Dataset extract start

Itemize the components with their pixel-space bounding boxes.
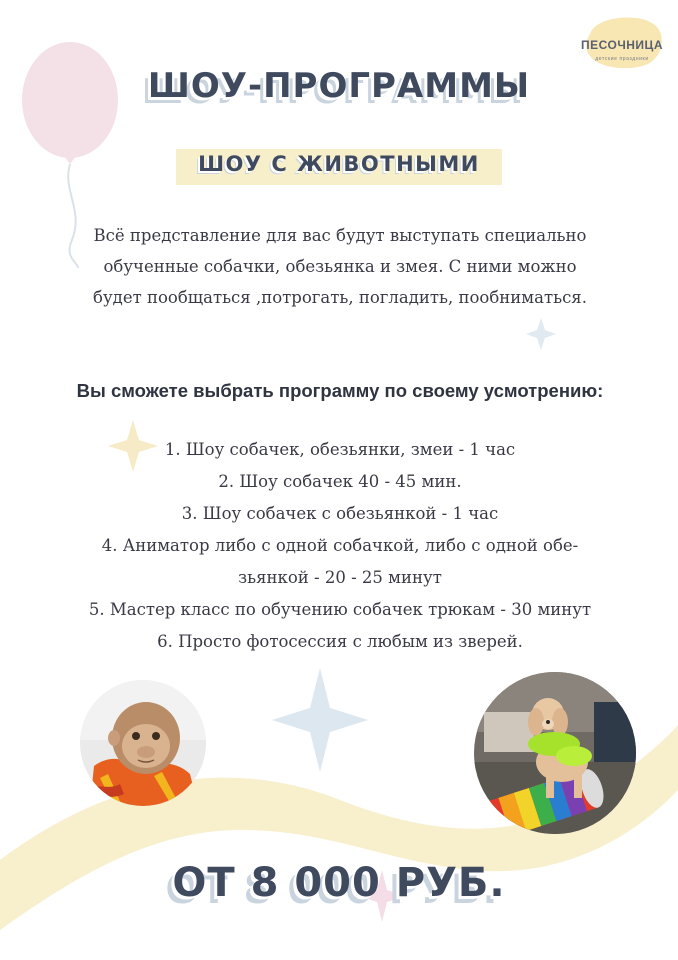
program-item: 6. Просто фотосессия с любым из зверей. (157, 632, 523, 651)
choose-heading: Вы сможете выбрать программу по своему усмотрению: (76, 380, 604, 401)
monkey-image (80, 680, 206, 806)
logo-title: ПЕСОЧНИЦА (581, 38, 663, 52)
intro-line: будет пообщаться ,потрогать, погладить, пообниматься. (93, 288, 587, 307)
program-list (70, 434, 610, 658)
sparkle-icon (272, 668, 368, 772)
program-item: зьянкой - 20 - 25 минут (238, 568, 442, 587)
price-label: ОТ 8 000 РУБ. (172, 860, 506, 906)
program-item: 2. Шоу собачек 40 - 45 мин. (218, 472, 462, 491)
intro-line: Всё представление для вас будут выступать специально (93, 226, 587, 245)
intro-line: обученные собачки, обезьянка и змея. С ними можно (103, 257, 577, 276)
poodle-photo (474, 672, 636, 834)
section-subtitle: ШОУ С ЖИВОТНЫМИ (198, 152, 480, 176)
page-title: ШОУ-ПРОГРАММЫ (147, 66, 531, 106)
poodle-image (474, 672, 636, 834)
intro-paragraph (60, 220, 620, 313)
program-item: 3. Шоу собачек с обезьянкой - 1 час (181, 504, 499, 523)
program-item: 5. Мастер класс по обучению собачек трюкам - 30 минут (88, 600, 592, 619)
monkey-photo (80, 680, 206, 806)
program-item: 4. Аниматор либо с одной собачкой, либо с одной обе- (101, 536, 579, 555)
logo-subtitle: детские праздники (595, 56, 649, 62)
program-item: 1. Шоу собачек, обезьянки, змеи - 1 час (164, 440, 516, 459)
sparkle-icon (526, 318, 556, 350)
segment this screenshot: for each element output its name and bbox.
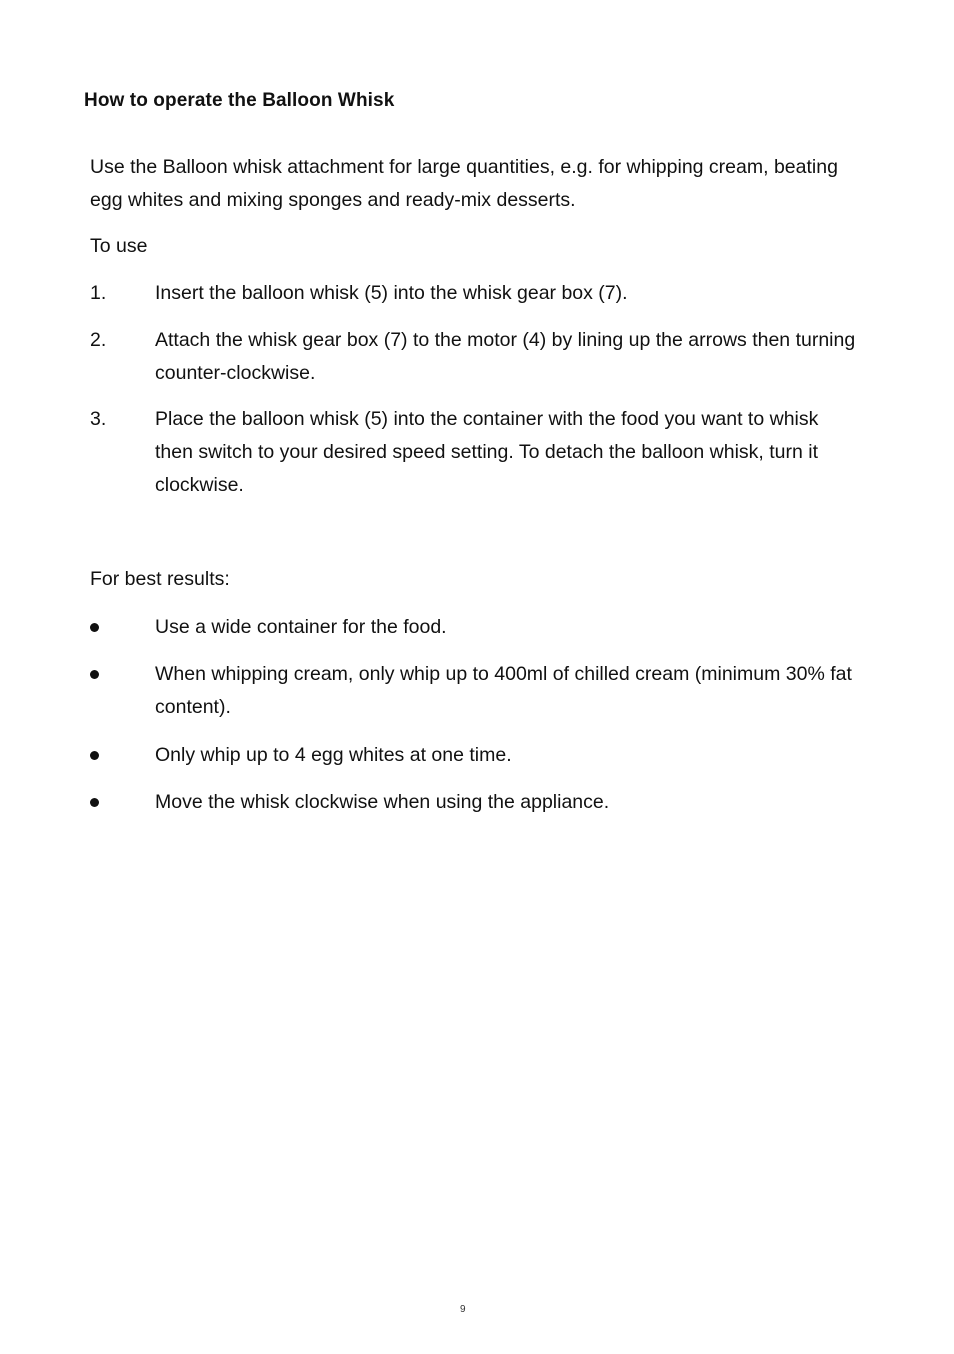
step-item: [90, 324, 860, 390]
tip-item: [90, 739, 860, 772]
best-results-label: For best results:: [90, 568, 230, 590]
step-text: Insert the balloon whisk (5) into the whisk gear box (7).: [155, 282, 628, 304]
tip-item: [90, 658, 860, 724]
step-number: 3.: [90, 408, 107, 430]
step-text: Attach the whisk gear box (7) to the motor (4) by lining up the arrows then turning counter-clockwise.: [155, 329, 856, 384]
section-heading: How to operate the Balloon Whisk: [84, 90, 395, 111]
step-number: 1.: [90, 282, 107, 304]
tip-item: [90, 786, 860, 819]
tip-text: Use a wide container for the food.: [155, 616, 447, 638]
intro-paragraph: Use the Balloon whisk attachment for large quantities, e.g. for whipping cream, beating egg whites and mixing sponges and ready-mix desserts.: [90, 156, 838, 211]
step-item: [90, 277, 860, 310]
tip-item: [90, 611, 860, 644]
step-text: Place the balloon whisk (5) into the container with the food you want to whisk then switch to your desired speed setting. To detach the balloon whisk, turn it clockwise.: [155, 408, 819, 496]
bullet-icon: [90, 798, 99, 807]
tip-text: Only whip up to 4 egg whites at one time.: [155, 744, 512, 766]
step-item: [90, 403, 860, 502]
tip-text: When whipping cream, only whip up to 400ml of chilled cream (minimum 30% fat content).: [155, 663, 852, 718]
step-number: 2.: [90, 329, 107, 351]
bullet-icon: [90, 751, 99, 760]
bullet-icon: [90, 623, 99, 632]
tip-text: Move the whisk clockwise when using the appliance.: [155, 791, 610, 813]
page-number: 9: [460, 1304, 466, 1315]
to-use-label: To use: [90, 235, 148, 257]
bullet-icon: [90, 670, 99, 679]
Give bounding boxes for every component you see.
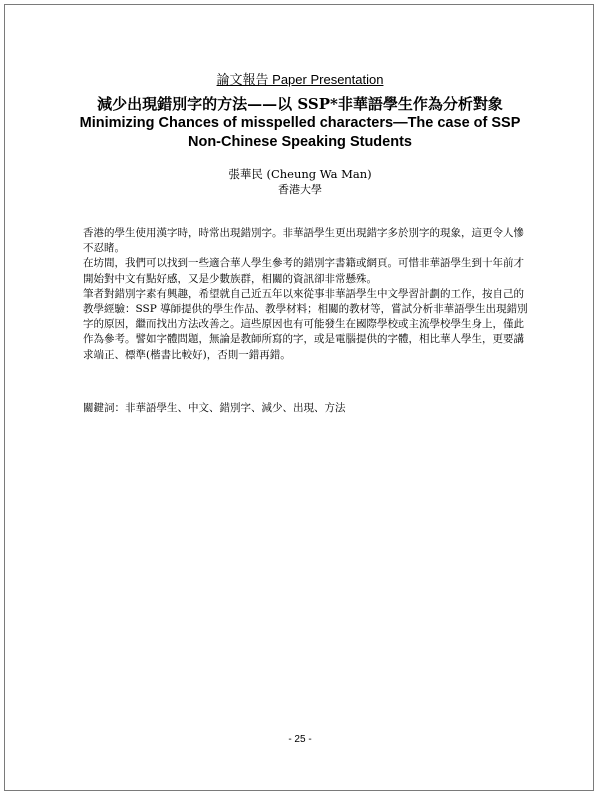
page-number: - 25 - bbox=[288, 734, 312, 745]
abstract-body bbox=[83, 226, 529, 363]
title-chinese: 減少出現錯別字的方法——以 SSP*非華語學生作為分析對象 bbox=[97, 95, 503, 113]
title-english-line-2: Non-Chinese Speaking Students bbox=[188, 134, 412, 150]
title-english bbox=[0, 114, 600, 152]
author-name: 張華民 (Cheung Wa Man) bbox=[228, 167, 372, 181]
abstract-paragraph-2: 在坊間，我們可以找到一些適合華人學生參考的錯別字書籍或網頁。可惜非華語學生到十年前才開始對中文有點好感，又是少數族群，相關的資訊卻非常懸殊。 bbox=[83, 257, 524, 285]
section-header: 論文報告 Paper Presentation bbox=[216, 72, 384, 87]
author-affiliation: 香港大學 bbox=[278, 183, 322, 196]
keywords-line: 關鍵詞：非華語學生、中文、錯別字、減少、出現、方法 bbox=[83, 402, 346, 414]
abstract-paragraph-3: 筆者對錯別字素有興趣，希望就自己近五年以來從事非華語學生中文學習計劃的工作，按自己的教學經驗：SSP 導師提供的學生作品、教學材料；相關的教材等，嘗試分析非華語學生出現錯別字的原因，繼而找出方法改善之。這些原因也有可能發生在國際學校或主流學校學生身上，僅此作為參考。譬如字體問題，無論是教師所寫的字，或是電腦提供的字體，相比華人學生，更要講求端正、標準(楷書比較好)，否則一錯再錯。 bbox=[83, 287, 528, 361]
title-english-line-1: Minimizing Chances of misspelled characters—The case of SSP bbox=[79, 115, 521, 131]
abstract-paragraph-1: 香港的學生使用漢字時，時常出現錯別字。非華語學生更出現錯字多於別字的現象，這更令人慘不忍睹。 bbox=[83, 227, 524, 255]
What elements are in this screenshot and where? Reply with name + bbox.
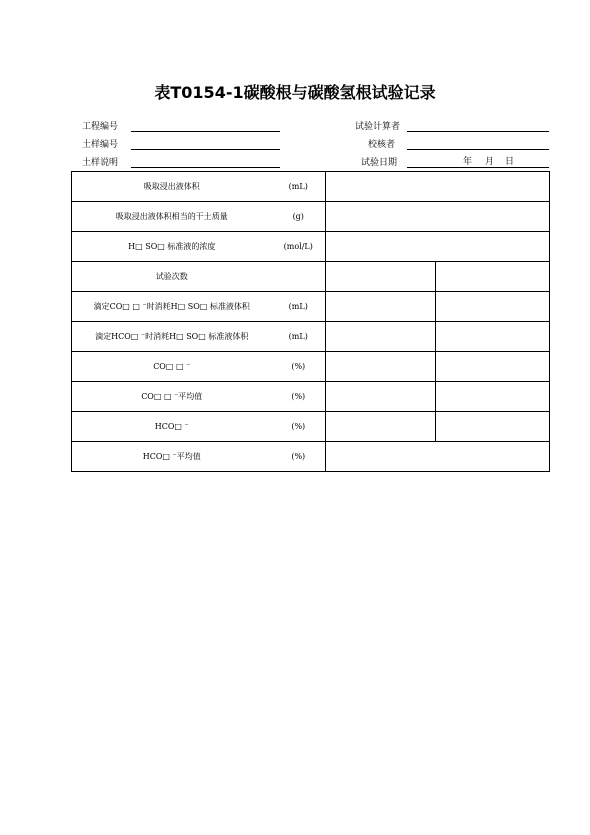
trial-2-cell[interactable]: [436, 262, 550, 292]
row-label: 吸取浸出液体积相当的干土质量: [72, 202, 272, 232]
row-label: H□ SO□ 标准液的浓度: [72, 232, 272, 262]
calculator-label: 试验计算者: [355, 122, 401, 132]
checker-field[interactable]: [407, 149, 549, 150]
row-unit: (mol/L): [272, 232, 326, 262]
table-row: [72, 382, 550, 412]
trial-1-cell[interactable]: [326, 292, 436, 322]
calculator-field[interactable]: [407, 131, 549, 132]
row-label: HCO□ ⁻平均值: [72, 442, 272, 472]
trial-1-cell[interactable]: [326, 352, 436, 382]
date-day: 日: [505, 157, 515, 167]
row-unit: (g): [272, 202, 326, 232]
test-date-label: 试验日期: [361, 158, 398, 168]
row-unit: (%): [272, 412, 326, 442]
value-cell[interactable]: [326, 172, 550, 202]
trial-1-cell[interactable]: [326, 382, 436, 412]
soil-desc-label: 土样说明: [82, 158, 119, 168]
row-label: HCO□ ⁻: [72, 412, 272, 442]
table-row: [72, 352, 550, 382]
trial-2-cell[interactable]: [436, 292, 550, 322]
project-no-label: 工程编号: [82, 122, 119, 132]
row-unit: (mL): [272, 172, 326, 202]
trial-1-cell[interactable]: [326, 412, 436, 442]
table-row: [72, 442, 550, 472]
trial-2-cell[interactable]: [436, 412, 550, 442]
soil-sample-no-label: 土样编号: [82, 140, 119, 150]
trial-2-cell[interactable]: [436, 322, 550, 352]
trial-2-cell[interactable]: [436, 352, 550, 382]
checker-label: 校核者: [368, 140, 396, 150]
table-row: [72, 292, 550, 322]
trial-2-cell[interactable]: [436, 382, 550, 412]
table-row: [72, 232, 550, 262]
table-row: [72, 172, 550, 202]
row-unit: (%): [272, 382, 326, 412]
row-unit: (mL): [272, 292, 326, 322]
row-unit: (mL): [272, 322, 326, 352]
project-no-field[interactable]: [131, 131, 280, 132]
soil-desc-field[interactable]: [131, 167, 280, 168]
test-date-field[interactable]: [407, 167, 549, 168]
date-month: 月: [485, 157, 495, 167]
table-row: [72, 322, 550, 352]
soil-sample-no-field[interactable]: [131, 149, 280, 150]
row-unit: [272, 262, 326, 292]
row-unit: (%): [272, 442, 326, 472]
value-cell[interactable]: [326, 202, 550, 232]
value-cell[interactable]: [326, 232, 550, 262]
row-label: CO□ □ ⁻: [72, 352, 272, 382]
table-row: [72, 412, 550, 442]
row-label: CO□ □ ⁻平均值: [72, 382, 272, 412]
record-table: [71, 171, 550, 472]
value-cell[interactable]: [326, 442, 550, 472]
row-label: 滴定HCO□ ⁻时消耗H□ SO□ 标准液体积: [72, 322, 272, 352]
table-row: [72, 262, 550, 292]
row-label: 滴定CO□ □ ⁻时消耗H□ SO□ 标准液体积: [72, 292, 272, 322]
trial-1-cell[interactable]: [326, 262, 436, 292]
trial-1-cell[interactable]: [326, 322, 436, 352]
row-label: 试验次数: [72, 262, 272, 292]
page-title: 表T0154-1碳酸根与碳酸氢根试验记录: [154, 83, 436, 102]
row-unit: (%): [272, 352, 326, 382]
row-label: 吸取浸出液体积: [72, 172, 272, 202]
date-year: 年: [463, 157, 473, 167]
table-row: [72, 202, 550, 232]
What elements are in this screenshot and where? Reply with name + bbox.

Dataset extract end

Reproduce verbatim the lines of the records from the line containing "program-item: 6. Просто" up to and including the line containing "intro-paragraph (60, 220, 620, 313)".

* **Result**:
program-item: 6. Просто фотосессия с любым из зверей. (157, 632, 523, 651)
choose-heading: Вы сможете выбрать программу по своему усмотрению: (76, 380, 604, 401)
monkey-image (80, 680, 206, 806)
logo-title: ПЕСОЧНИЦА (581, 38, 663, 52)
intro-line: будет пообщаться ,потрогать, погладить, пообниматься. (93, 288, 587, 307)
program-list (70, 434, 610, 658)
sparkle-icon (272, 668, 368, 772)
program-item: зьянкой - 20 - 25 минут (238, 568, 442, 587)
price-label: ОТ 8 000 РУБ. (172, 860, 506, 906)
program-item: 2. Шоу собачек 40 - 45 мин. (218, 472, 462, 491)
intro-line: Всё представление для вас будут выступать специально (93, 226, 587, 245)
intro-line: обученные собачки, обезьянка и змея. С ними можно (103, 257, 577, 276)
poodle-photo (474, 672, 636, 834)
section-subtitle: ШОУ С ЖИВОТНЫМИ (198, 152, 480, 176)
page-title: ШОУ-ПРОГРАММЫ (147, 66, 531, 106)
poodle-image (474, 672, 636, 834)
intro-paragraph (60, 220, 620, 313)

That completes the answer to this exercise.